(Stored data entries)

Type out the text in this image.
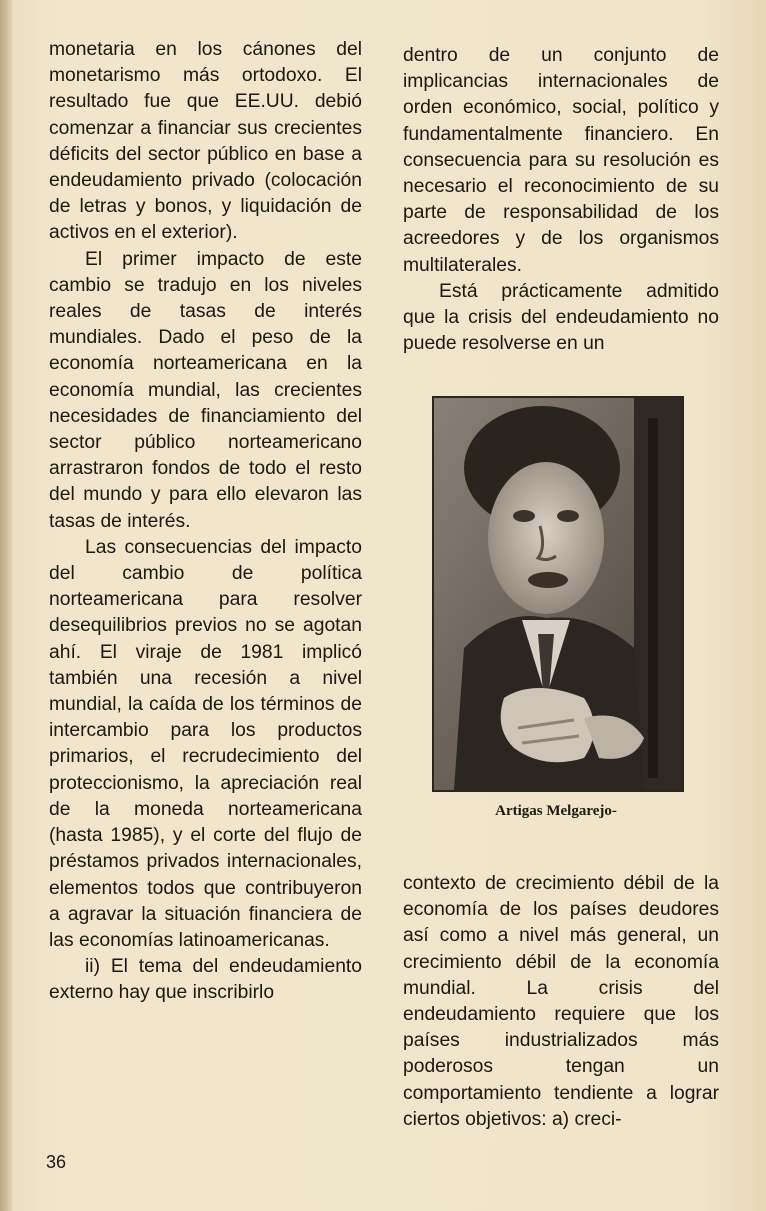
monetaria en los cánones del monetarismo más ortodoxo. El resultado fue que EE.UU. debió comenzar a financiar sus crecientes déficits del sector público en base a endeudamiento privado (colocación de letras y bonos, y liquidación de activos en el exterior).

El primer impacto de este cambio se tradujo en los niveles reales de tasas de interés mundiales. Dado el peso de la economía norteamericana en la economía mundial, las crecientes necesidades de financiamiento del sector público norteamericano arrastraron fondos de todo el resto del mundo y para ello elevaron las tasas de interés.

Las consecuencias del impacto del cambio de política norteamericana para resolver desequilibrios previos no se agotan ahí. El viraje de 1981 implicó también una recesión a nivel mundial, la caída de los términos de intercambio para los productos primarios, el recrudecimiento del proteccionismo, la apreciación real de la moneda norteamericana (hasta 1985), y el corte del flujo de préstamos privados internacionales, elementos todos que contribuyeron a agravar la situación financiera de las economías latinoamericanas.

ii) El tema del endeudamiento externo hay que inscribirlo

dentro de un conjunto de implicancias internacionales de orden económico, social, político y fundamentalmente financiero. En consecuencia para su resolución es necesario el reconocimiento de su parte de responsabilidad de los acreedores y de los organismos multilaterales.

Está prácticamente admitido que la crisis del endeudamiento no puede resolverse en un

Artigas Melgarejo-

contexto de crecimiento débil de la economía de los países deudores así como a nivel más general, un crecimiento débil de la economía mundial. La crisis del endeudamiento requiere que los países industrializados más poderosos tengan un comportamiento tendiente a lograr ciertos objetivos: a) creci-

36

Job — Check all the records above and select each line where the string "público" is found.

Solution —
monetaria en los cánones del monetarismo más ortodoxo. El resultado fue que EE.UU. debió comenzar a financiar sus crecientes déficits del sector público en base a endeudamiento privado (colocación de letras y bonos, y liquidación de activos en el exterior).
El primer impacto de este cambio se tradujo en los niveles reales de tasas de interés mundiales. Dado el peso de la economía norteamericana en la economía mundial, las crecientes necesidades de financiamiento del sector público norteamericano arrastraron fondos de todo el resto del mundo y para ello elevaron las tasas de interés.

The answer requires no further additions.